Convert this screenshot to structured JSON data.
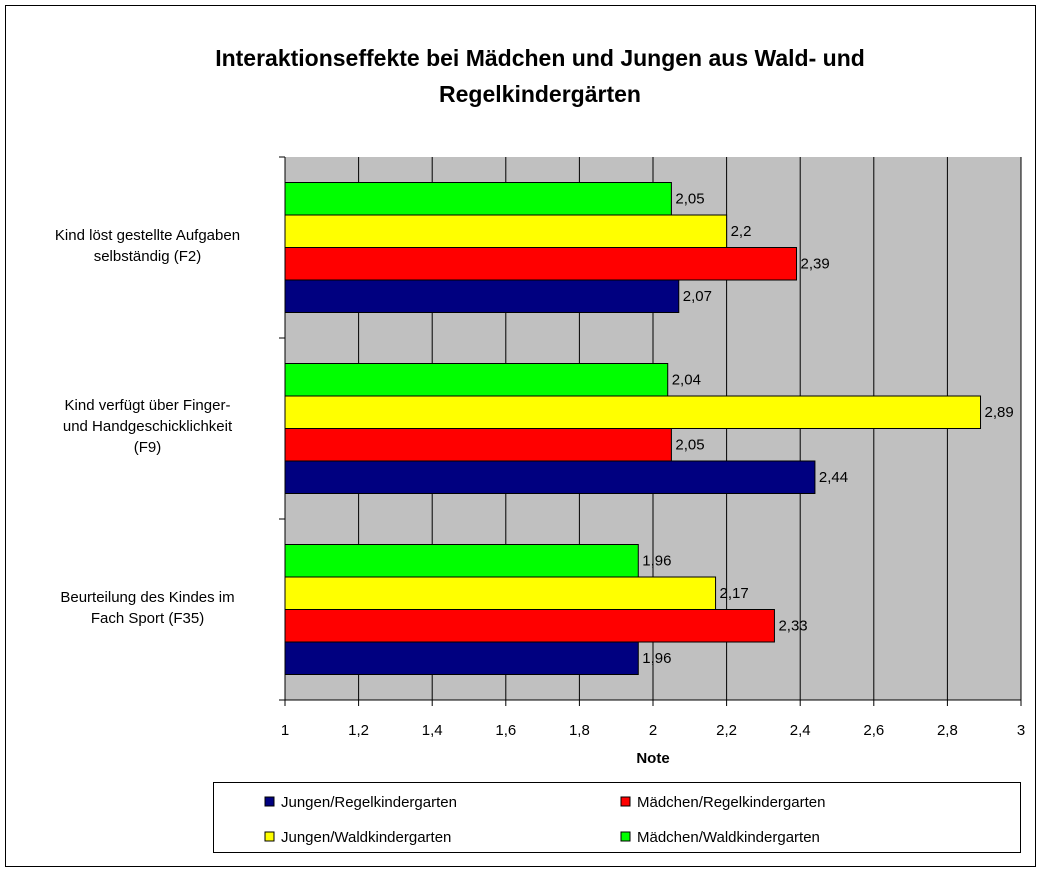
{
  "chart_data": {
    "type": "bar",
    "orientation": "horizontal",
    "title": "Interaktionseffekte bei Mädchen und Jungen aus Wald- und\nRegelkindergärten",
    "categories": [
      "Kind löst gestellte Aufgaben\nselbständig (F2)",
      "Kind verfügt über Finger-\nund Handgeschicklichkeit\n(F9)",
      "Beurteilung des Kindes im\nFach Sport (F35)"
    ],
    "series": [
      {
        "name": "Jungen/Regelkindergarten",
        "color": "#000080",
        "values": [
          2.07,
          2.44,
          1.96
        ],
        "value_labels": [
          "2,07",
          "2,44",
          "1,96"
        ]
      },
      {
        "name": "Mädchen/Regelkindergarten",
        "color": "#ff0000",
        "values": [
          2.39,
          2.05,
          2.33
        ],
        "value_labels": [
          "2,39",
          "2,05",
          "2,33"
        ]
      },
      {
        "name": "Jungen/Waldkindergarten",
        "color": "#ffff00",
        "values": [
          2.2,
          2.89,
          2.17
        ],
        "value_labels": [
          "2,2",
          "2,89",
          "2,17"
        ]
      },
      {
        "name": "Mädchen/Waldkindergarten",
        "color": "#00ff00",
        "values": [
          2.05,
          2.04,
          1.96
        ],
        "value_labels": [
          "2,05",
          "2,04",
          "1,96"
        ]
      }
    ],
    "xlabel": "Note",
    "xlim": [
      1,
      3
    ],
    "xticks": [
      1,
      {
        "value": 1.2,
        "label": "1,2"
      },
      {
        "value": 1.4,
        "label": "1,4"
      },
      {
        "value": 1.6,
        "label": "1,6"
      },
      {
        "value": 1.8,
        "label": "1,8"
      },
      2,
      {
        "value": 2.2,
        "label": "2,2"
      },
      {
        "value": 2.4,
        "label": "2,4"
      },
      {
        "value": 2.6,
        "label": "2,6"
      },
      {
        "value": 2.8,
        "label": "2,8"
      },
      3
    ],
    "grid": true,
    "legend": "bottom"
  }
}
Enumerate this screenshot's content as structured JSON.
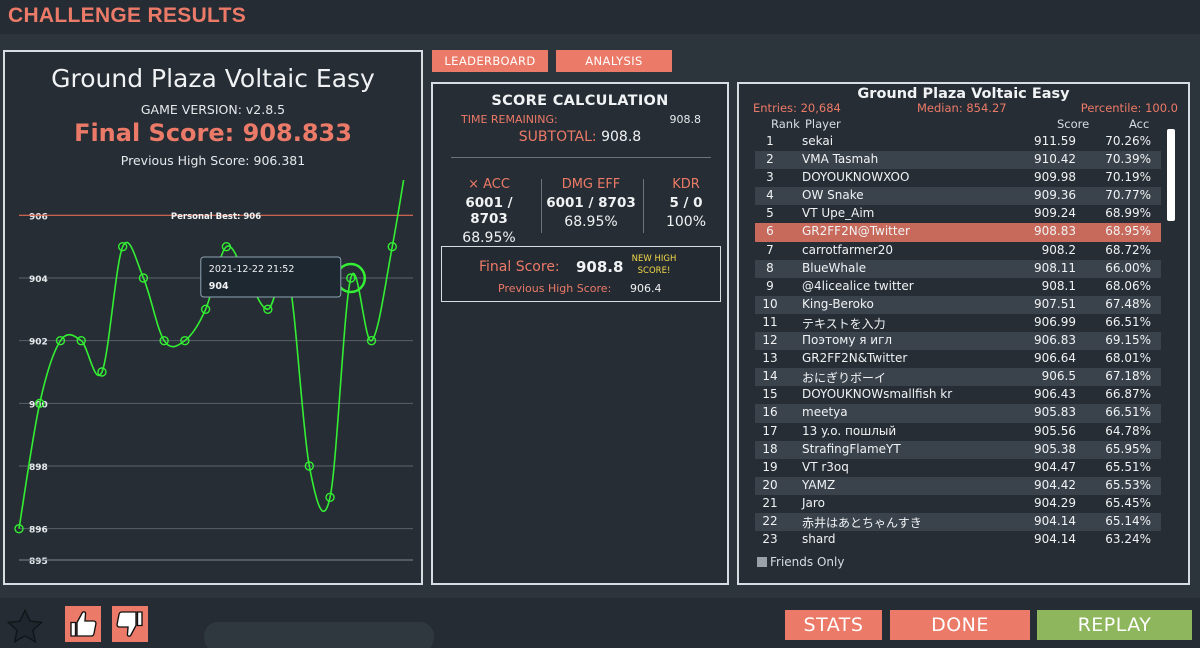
{
  "header": {
    "title": "CHALLENGE RESULTS"
  },
  "left": {
    "title": "Ground Plaza Voltaic Easy",
    "version": "GAME VERSION: v2.8.5",
    "final_score": "Final Score: 908.833",
    "previous_high": "Previous High Score: 906.381"
  },
  "chart_data": {
    "type": "line",
    "y": [
      896,
      900,
      902,
      902,
      901,
      905,
      904,
      902,
      902,
      903,
      905,
      904,
      903,
      904,
      898,
      897,
      904,
      902,
      905,
      909
    ],
    "ylim": [
      895,
      907
    ],
    "yticks": [
      "906",
      "904",
      "902",
      "900",
      "898",
      "896",
      "895"
    ],
    "personal_best": 906,
    "personal_best_label": "Personal Best: 906",
    "grid": true,
    "tooltip": {
      "date": "2021-12-22 21:52",
      "value": "904",
      "index": 16
    },
    "colors": {
      "line": "#33ee33",
      "best_line": "#d8674f",
      "grid": "#59626b"
    }
  },
  "tabs": {
    "leaderboard": "LEADERBOARD",
    "analysis": "ANALYSIS"
  },
  "score_calc": {
    "title": "SCORE CALCULATION",
    "time_remaining_label": "TIME REMAINING:",
    "time_remaining_value": "908.8",
    "subtotal_label": "SUBTOTAL:",
    "subtotal_value": "908.8",
    "acc": {
      "label": "× ACC",
      "ratio": "6001 / 8703",
      "pct": "68.95%"
    },
    "dmg": {
      "label": "DMG EFF",
      "ratio": "6001 / 8703",
      "pct": "68.95%"
    },
    "kdr": {
      "label": "KDR",
      "ratio": "5 / 0",
      "pct": "100%"
    },
    "final_label": "Final Score:",
    "final_value": "908.8",
    "new_high_line1": "NEW HIGH",
    "new_high_line2": "SCORE!",
    "prev_label": "Previous High Score:",
    "prev_value": "906.4"
  },
  "leaderboard": {
    "title": "Ground Plaza Voltaic Easy",
    "entries": "Entries: 20,684",
    "median": "Median: 854.27",
    "percentile": "Percentile: 100.0",
    "columns": {
      "rank": "Rank",
      "player": "Player",
      "score": "Score",
      "acc": "Acc"
    },
    "highlight_rank": 6,
    "rows": [
      [
        "1",
        "sekai",
        "911.59",
        "70.26%"
      ],
      [
        "2",
        "VMA Tasmah",
        "910.42",
        "70.39%"
      ],
      [
        "3",
        "DOYOUKNOWXOO",
        "909.98",
        "70.19%"
      ],
      [
        "4",
        "OW Snake",
        "909.36",
        "70.77%"
      ],
      [
        "5",
        "VT Upe_Aim",
        "909.24",
        "68.99%"
      ],
      [
        "6",
        "GR2FF2N@Twitter",
        "908.83",
        "68.95%"
      ],
      [
        "7",
        "carrotfarmer20",
        "908.2",
        "68.72%"
      ],
      [
        "8",
        "BlueWhale",
        "908.11",
        "66.00%"
      ],
      [
        "9",
        "@4licealice twitter",
        "908.1",
        "68.06%"
      ],
      [
        "10",
        "King-Beroko",
        "907.51",
        "67.48%"
      ],
      [
        "11",
        "テキストを入力",
        "906.99",
        "66.51%"
      ],
      [
        "12",
        "Поэтому я игл",
        "906.83",
        "69.15%"
      ],
      [
        "13",
        "GR2FF2N&Twitter",
        "906.64",
        "68.01%"
      ],
      [
        "14",
        "おにぎりボーイ",
        "906.5",
        "67.18%"
      ],
      [
        "15",
        "DOYOUKNOWsmallfish kr",
        "906.43",
        "66.87%"
      ],
      [
        "16",
        "meetya",
        "905.83",
        "66.51%"
      ],
      [
        "17",
        "13 y.o. пошлый",
        "905.56",
        "64.78%"
      ],
      [
        "18",
        "StrafingFlameYT",
        "905.38",
        "65.95%"
      ],
      [
        "19",
        "VT r3oq",
        "904.47",
        "65.51%"
      ],
      [
        "20",
        "YAMZ",
        "904.42",
        "65.53%"
      ],
      [
        "21",
        "Jaro",
        "904.29",
        "65.45%"
      ],
      [
        "22",
        "赤井はあとちゃんすき",
        "904.14",
        "65.14%"
      ],
      [
        "23",
        "shard",
        "904.14",
        "63.24%"
      ]
    ],
    "friends_only": "Friends Only"
  },
  "footer": {
    "stats": "STATS",
    "done": "DONE",
    "replay": "REPLAY"
  },
  "icons": {
    "star": "star-icon",
    "like": "thumbs-up-icon",
    "dislike": "thumbs-down-icon"
  },
  "colors": {
    "accent": "#ec7a68",
    "replay": "#8eb65c",
    "panel": "#262d34",
    "background": "#2c343c"
  }
}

....

Your goal ▸
Wherever the word "Mädchen" occurs in a line of the listing, copy that line.

Response below ▸
    "title": "Interaktionseffekte bei Mädchen und Jungen aus Wald- und\nRegelkindergärten",
        "name": "Mädchen/Regelkindergarten",
        "name": "Mädchen/Waldkindergarten",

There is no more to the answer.